Exercise brief | Copy each line below that contains "title".

Materials provided |
** begin **
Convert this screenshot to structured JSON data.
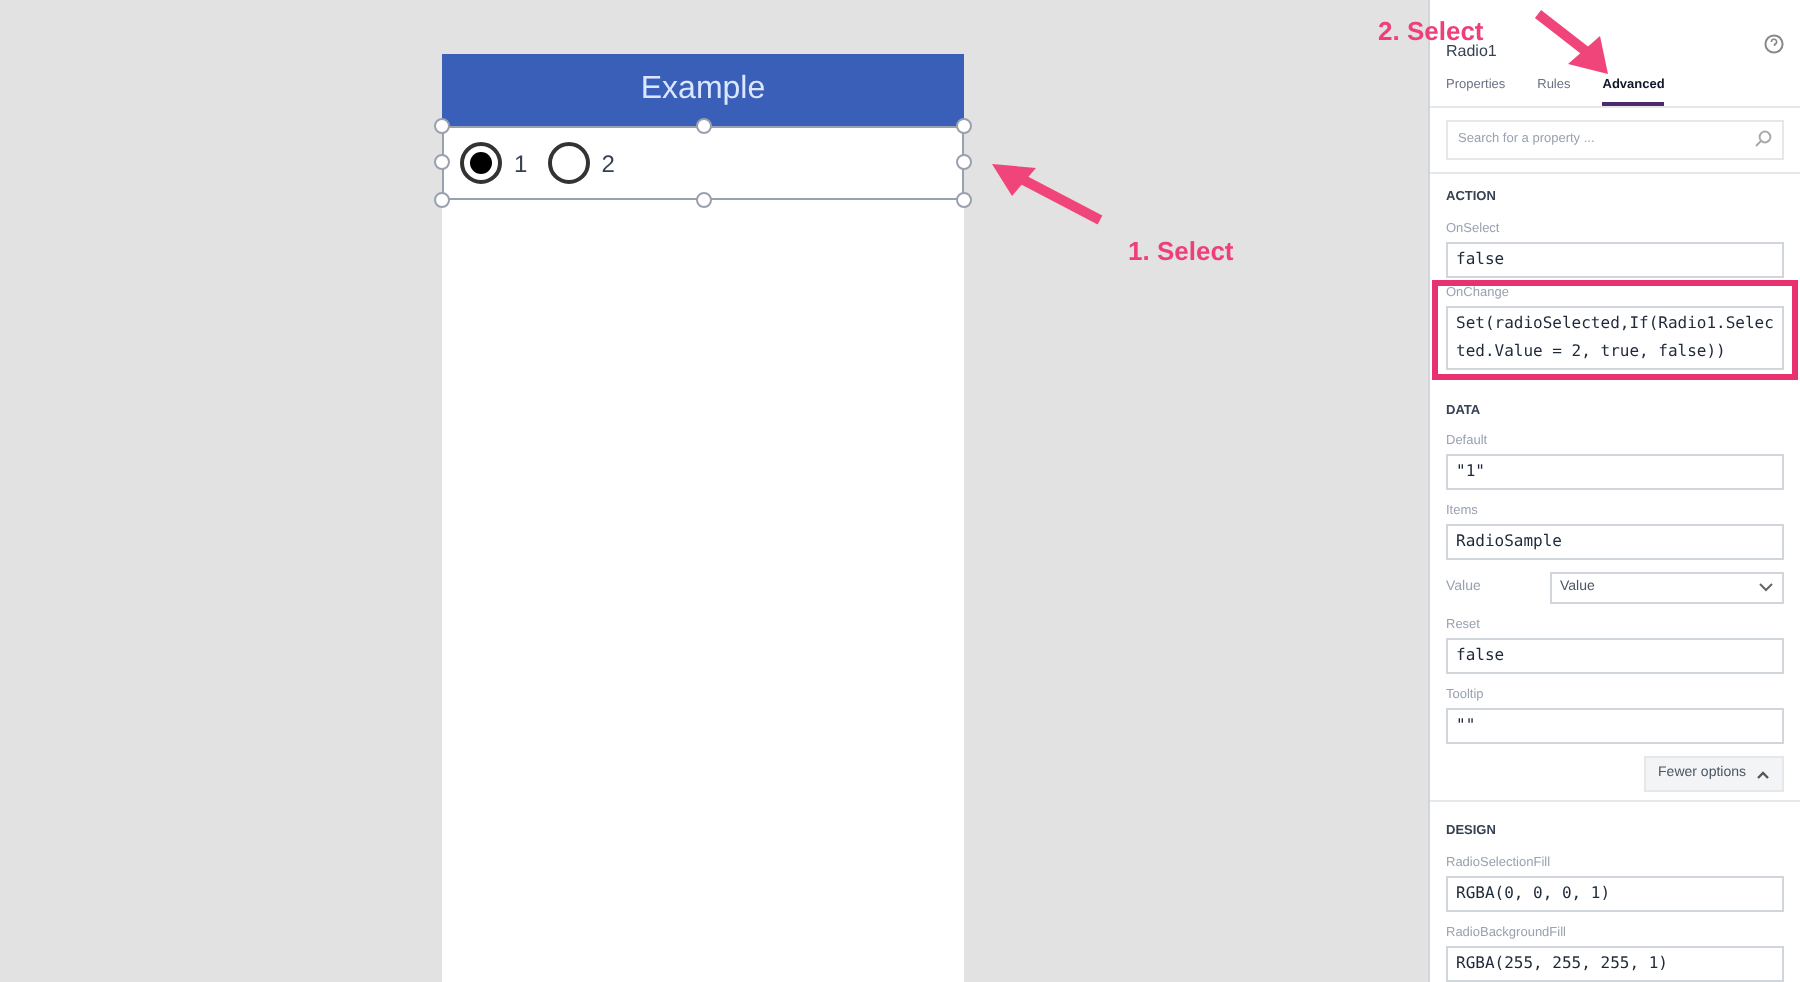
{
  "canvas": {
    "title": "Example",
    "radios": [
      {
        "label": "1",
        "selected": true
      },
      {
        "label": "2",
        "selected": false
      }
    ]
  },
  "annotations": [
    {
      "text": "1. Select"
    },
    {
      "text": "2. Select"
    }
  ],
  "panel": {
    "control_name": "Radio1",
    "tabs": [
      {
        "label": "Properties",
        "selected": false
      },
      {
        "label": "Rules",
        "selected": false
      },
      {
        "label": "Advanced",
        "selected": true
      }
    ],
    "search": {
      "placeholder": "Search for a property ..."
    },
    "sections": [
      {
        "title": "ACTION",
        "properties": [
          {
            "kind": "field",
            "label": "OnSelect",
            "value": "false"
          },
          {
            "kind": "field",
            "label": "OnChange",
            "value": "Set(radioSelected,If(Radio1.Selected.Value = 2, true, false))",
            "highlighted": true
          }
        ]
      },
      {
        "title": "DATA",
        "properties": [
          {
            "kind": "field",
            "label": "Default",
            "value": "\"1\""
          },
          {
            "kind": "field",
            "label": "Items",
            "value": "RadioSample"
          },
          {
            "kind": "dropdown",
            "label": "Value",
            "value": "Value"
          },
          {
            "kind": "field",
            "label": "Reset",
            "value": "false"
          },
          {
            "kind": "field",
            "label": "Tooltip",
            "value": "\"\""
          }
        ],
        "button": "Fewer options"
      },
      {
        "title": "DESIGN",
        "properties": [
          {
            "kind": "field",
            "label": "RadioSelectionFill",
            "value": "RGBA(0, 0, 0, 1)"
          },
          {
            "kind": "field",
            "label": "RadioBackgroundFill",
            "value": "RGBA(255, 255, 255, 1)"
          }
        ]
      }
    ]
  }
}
** end **
Full output |
    "title": "Example",
        "title": "ACTION",
        "title": "DATA",
        "title": "DESIGN",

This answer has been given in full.